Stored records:
▼▼▼

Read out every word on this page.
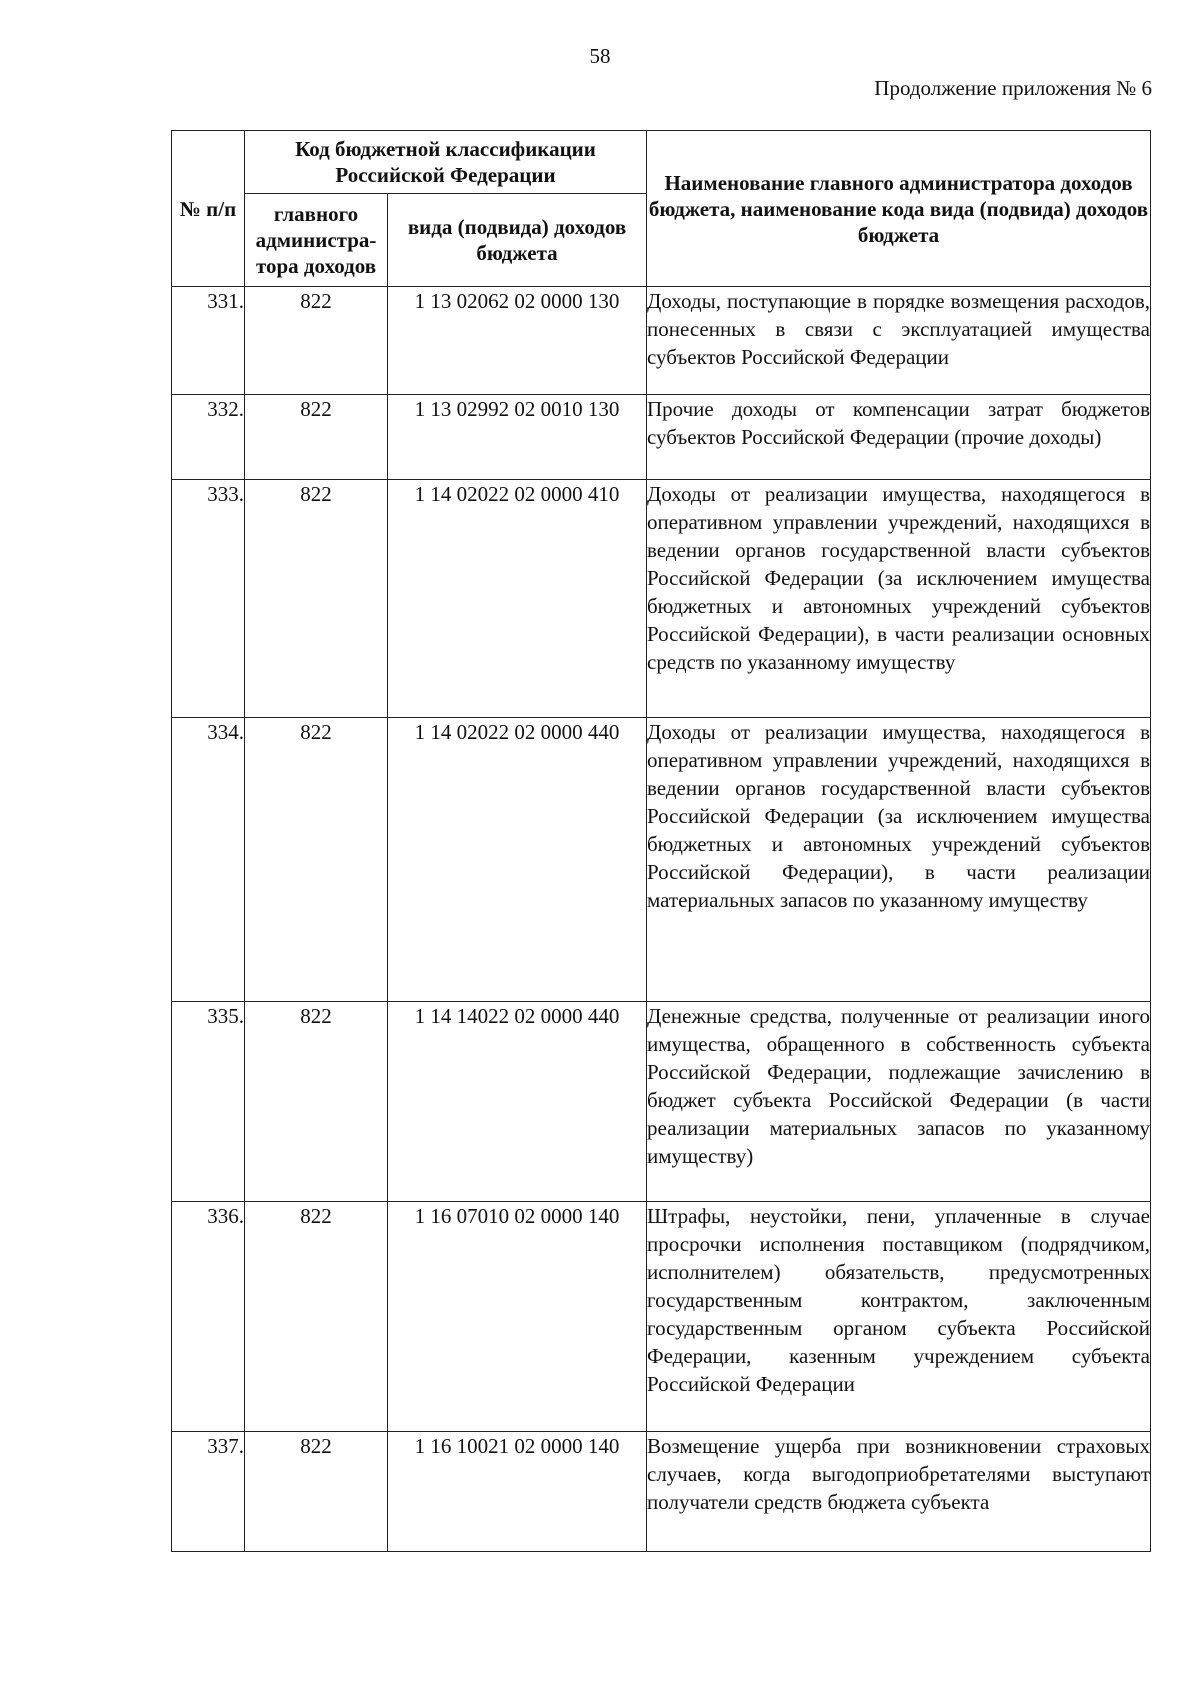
58
Продолжение приложения № 6
№ п/п	Код бюджетной классификации Российской Федерации		Наименование главного администратора доходов бюджета, наименование кода вида (подвида) доходов бюджета
	главного администра-тора доходов	вида (подвида) доходов бюджета	
331.	822	1 13 02062 02 0000 130	Доходы, поступающие в порядке возмещения расходов, понесенных в связи с эксплуатацией имущества субъектов Российской Федерации
332.	822	1 13 02992 02 0010 130	Прочие доходы от компенсации затрат бюджетов субъектов Российской Федерации (прочие доходы)
333.	822	1 14 02022 02 0000 410	Доходы от реализации имущества, находящегося в оперативном управлении учреждений, находящихся в ведении органов государственной власти субъектов Российской Федерации (за исключением имущества бюджетных и автономных учреждений субъектов Российской Федерации), в части реализации основных средств по указанному имуществу
334.	822	1 14 02022 02 0000 440	Доходы от реализации имущества, находящегося в оперативном управлении учреждений, находящихся в ведении органов государственной власти субъектов Российской Федерации (за исключением имущества бюджетных и автономных учреждений субъектов Российской Федерации), в части реализации материальных запасов по указанному имуществу
335.	822	1 14 14022 02 0000 440	Денежные средства, полученные от реализации иного имущества, обращенного в собственность субъекта Российской Федерации, подлежащие зачислению в бюджет субъекта Российской Федерации (в части реализации материальных запасов по указанному имуществу)
336.	822	1 16 07010 02 0000 140	Штрафы, неустойки, пени, уплаченные в случае просрочки исполнения поставщиком (подрядчиком, исполнителем) обязательств, предусмотренных государственным контрактом, заключенным государственным органом субъекта Российской Федерации, казенным учреждением субъекта Российской Федерации
337.	822	1 16 10021 02 0000 140	Возмещение ущерба при возникновении страховых случаев, когда выгодоприобретателями выступают получатели средств бюджета субъекта
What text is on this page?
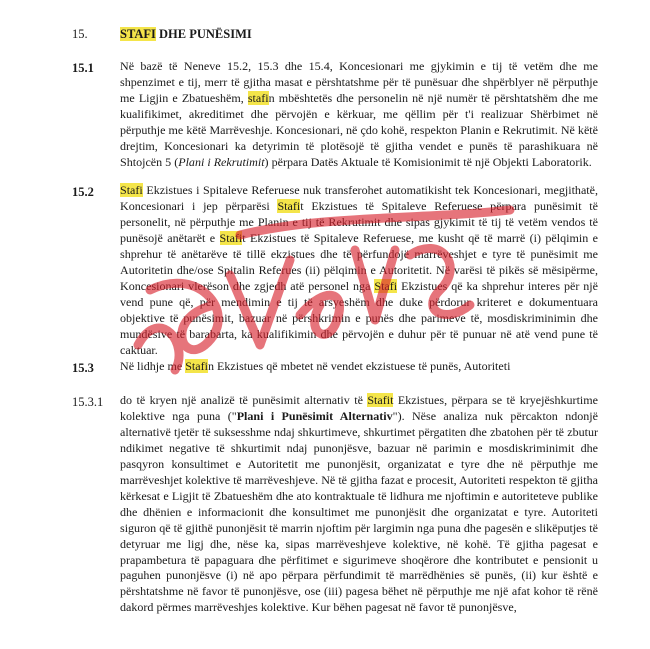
15.	STAFI DHE PUNËSIMI
15.1 Në bazë të Neneve 15.2, 15.3 dhe 15.4, Koncesionari me gjykimin e tij të vetëm dhe me shpenzimet e tij, merr të gjitha masat e përshtatshme për të punësuar dhe shpërblyer në përputhje me Ligjin e Zbatueshëm, stafin mbështetës dhe personelin në një numër të përshtatshëm dhe me kualifikimet, akreditimet dhe përvojën e kërkuar, me qëllim për t'i realizuar Shërbimet në përputhje me këtë Marrëveshje. Koncesionari, në çdo kohë, respekton Planin e Rekrutimit. Në këtë drejtim, Koncesionari ka detyrimin të plotësojë të gjitha vendet e punës të parashikuara në Shtojcën 5 (Plani i Rekrutimit) përpara Datës Aktuale të Komisionimit të një Objekti Laboratorik.
15.2 Stafi Ekzistues i Spitaleve Referuese nuk transferohet automatikisht tek Koncesionari, megjithatë, Koncesionari i jep përparësi Stafit Ekzistues të Spitaleve Referuese përpara punësimit të personelit, në përputhje me Planin e tij të Rekrutimit dhe sipas gjykimit të tij të vetëm vendos të punësojë anëtarët e Stafit Ekzistues të Spitaleve Referuese, me kusht që të marrë (i) pëlqimin e shprehur të anëtarëve të tillë ekzistues dhe të përfundojë marrëveshjet e tyre të punësimit me Autoritetin dhe/ose Spitalin Referues (ii) pëlqimin e Autoritetit. Në varësi të pikës së mësipërme, Koncesionari vlerëson dhe zgjedh atë personel nga Stafi Ekzistues që ka shprehur interes për një vend pune që, për mendimin e tij të arsyeshëm dhe duke përdorur kriteret e dokumentuara objektive të punësimit, bazuar në përshkrimin e punës dhe parimeve të, mosdiskriminimin dhe mundësive të barabarta, ka kualifikimin dhe përvojën e duhur për të punuar në atë vend pune të caktuar.
15.3 Në lidhje me Stafin Ekzistues që mbetet në vendet ekzistuese të punës, Autoriteti
15.3.1 do të kryen një analizë të punësimit alternativ të Stafit Ekzistues, përpara se të kryejëshkurtime kolektive nga puna ("Plani i Punësimit Alternativ"). Nëse analiza nuk përcakton ndonjë alternativë tjetër të suksesshme ndaj shkurtimeve, shkurtimet përgatiten dhe zbatohen për të zbutur ndikimet negative të shkurtimit ndaj punonjësve, bazuar në parimin e mosdiskriminimit dhe pasqyron konsultimet e Autoritetit me punonjësit, organizatat e tyre dhe në përputhje me marrëveshjet kolektive të marrëveshjeve. Në të gjitha fazat e procesit, Autoriteti respekton të gjitha kërkesat e Ligjit të Zbatueshëm dhe ato kontraktuale të lidhura me njoftimin e autoriteteve publike dhe dhënien e informacionit dhe konsultimet me punonjësit dhe organizatat e tyre. Autoriteti siguron që të gjithë punonjësit të marrin njoftim për largimin nga puna dhe pagesën e slikëputjes të detyruar me ligj dhe, nëse ka, sipas marrëveshjeve kolektive, në kohë. Të gjitha pagesat e prapambetura të papaguara dhe përfitimet e sigurimeve shoqërore dhe kontributet e pensionit u paguhen punonjësve (i) në apo përpara përfundimit të marrëdhënies së punës, (ii) kur është e përshtatshme në favor të punonjësve, ose (iii) pagesa bëhet në përputhje me një afat kohor të rënë dakord përmes marrëveshjes kolektive. Kur bëhen pagesat në favor të punonjësve,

▲▲▲

» **DIRECTIVE**
Copy, from the material above, each line in which the string "главного" occurs.

» **ANSWER TO THE PROBLEM**
№ п/п	Код бюджетной классификации Российской Федерации		Наименование главного администратора доходов бюджета, наименование кода вида (подвида) доходов бюджета
	главного администра-тора доходов	вида (подвида) доходов бюджета	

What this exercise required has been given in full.